■ TO BE DONE: Repeat every record below exactly, leaving out the pictures.
---- STORED DATA
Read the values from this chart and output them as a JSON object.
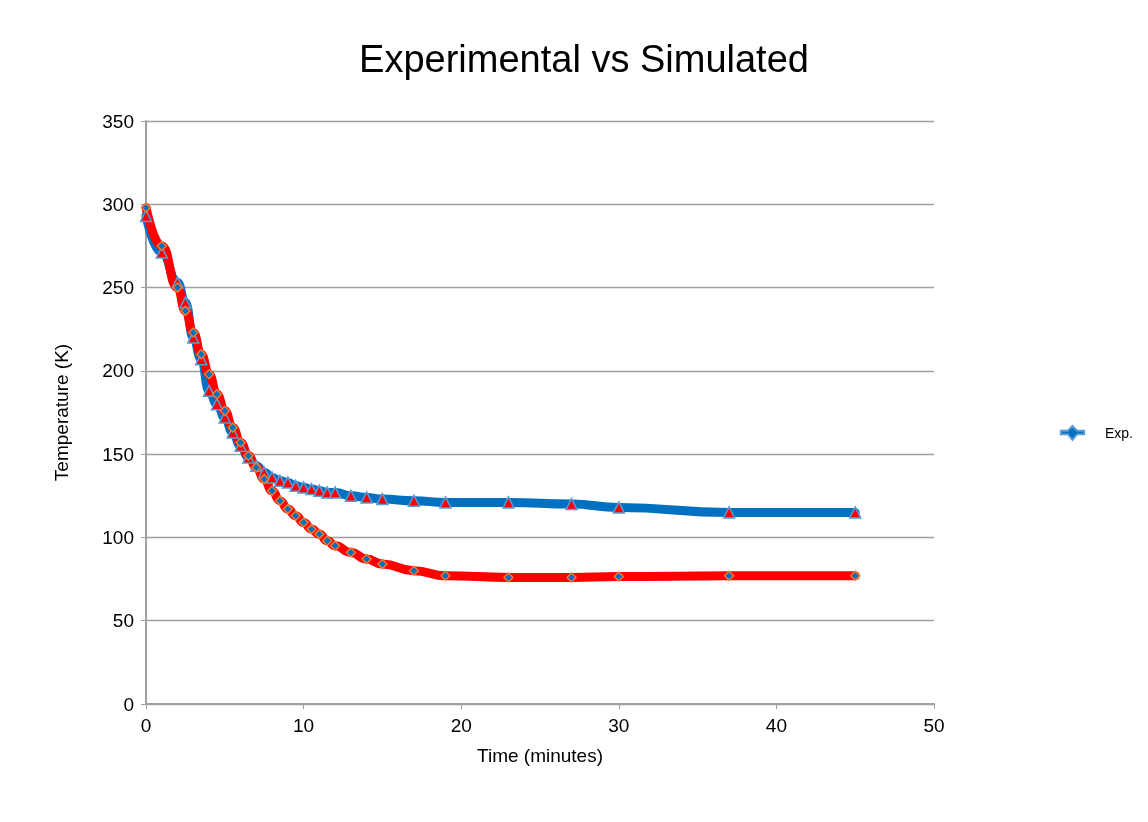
{
  "chart_data": {
    "type": "line",
    "title": "Experimental vs Simulated",
    "xlabel": "Time (minutes)",
    "ylabel": "Temperature (K)",
    "x": [
      0,
      1,
      2,
      2.5,
      3,
      3.5,
      4,
      4.5,
      5,
      5.5,
      6,
      6.5,
      7,
      7.5,
      8,
      8.5,
      9,
      9.5,
      10,
      10.5,
      11,
      11.5,
      12,
      13,
      14,
      15,
      17,
      19,
      23,
      27,
      30,
      37,
      45
    ],
    "series": [
      {
        "name": "Exp.",
        "color": "#0070c0",
        "marker": "triangle",
        "values": [
          293,
          271,
          253,
          241,
          220,
          207,
          188,
          180,
          172,
          163,
          155,
          148,
          143,
          139,
          136,
          134,
          133,
          131,
          130,
          129,
          128,
          127,
          127,
          125,
          124,
          123,
          122,
          121,
          121,
          120,
          118,
          115,
          115
        ]
      },
      {
        "color": "#ff0000",
        "marker": "diamond",
        "values": [
          298,
          275,
          250,
          236,
          223,
          210,
          198,
          186,
          176,
          166,
          157,
          149,
          142,
          135,
          128,
          122,
          117,
          113,
          109,
          105,
          102,
          98,
          95,
          91,
          87,
          84,
          80,
          77,
          76,
          76,
          76.5,
          77,
          77
        ]
      }
    ],
    "xlim": [
      0,
      50
    ],
    "xticks": [
      0,
      10,
      20,
      30,
      40,
      50
    ],
    "ylim": [
      0,
      350
    ],
    "yticks": [
      0,
      50,
      100,
      150,
      200,
      250,
      300,
      350
    ],
    "grid": "y",
    "legend": "right"
  }
}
--------
■ RESPONSE TO THIS TASK:
Read the values from this chart and output them as a JSON object.
{
  "chart_data": {
    "type": "line",
    "title": "Experimental vs Simulated",
    "xlabel": "Time (minutes)",
    "ylabel": "Temperature (K)",
    "x": [
      0,
      1,
      2,
      2.5,
      3,
      3.5,
      4,
      4.5,
      5,
      5.5,
      6,
      6.5,
      7,
      7.5,
      8,
      8.5,
      9,
      9.5,
      10,
      10.5,
      11,
      11.5,
      12,
      13,
      14,
      15,
      17,
      19,
      23,
      27,
      30,
      37,
      45
    ],
    "series": [
      {
        "name": "Exp.",
        "color": "#0070c0",
        "marker": "triangle",
        "values": [
          293,
          271,
          253,
          241,
          220,
          207,
          188,
          180,
          172,
          163,
          155,
          148,
          143,
          139,
          136,
          134,
          133,
          131,
          130,
          129,
          128,
          127,
          127,
          125,
          124,
          123,
          122,
          121,
          121,
          120,
          118,
          115,
          115
        ]
      },
      {
        "color": "#ff0000",
        "marker": "diamond",
        "values": [
          298,
          275,
          250,
          236,
          223,
          210,
          198,
          186,
          176,
          166,
          157,
          149,
          142,
          135,
          128,
          122,
          117,
          113,
          109,
          105,
          102,
          98,
          95,
          91,
          87,
          84,
          80,
          77,
          76,
          76,
          76.5,
          77,
          77
        ]
      }
    ],
    "xlim": [
      0,
      50
    ],
    "xticks": [
      0,
      10,
      20,
      30,
      40,
      50
    ],
    "ylim": [
      0,
      350
    ],
    "yticks": [
      0,
      50,
      100,
      150,
      200,
      250,
      300,
      350
    ],
    "grid": "y",
    "legend": "right"
  }
}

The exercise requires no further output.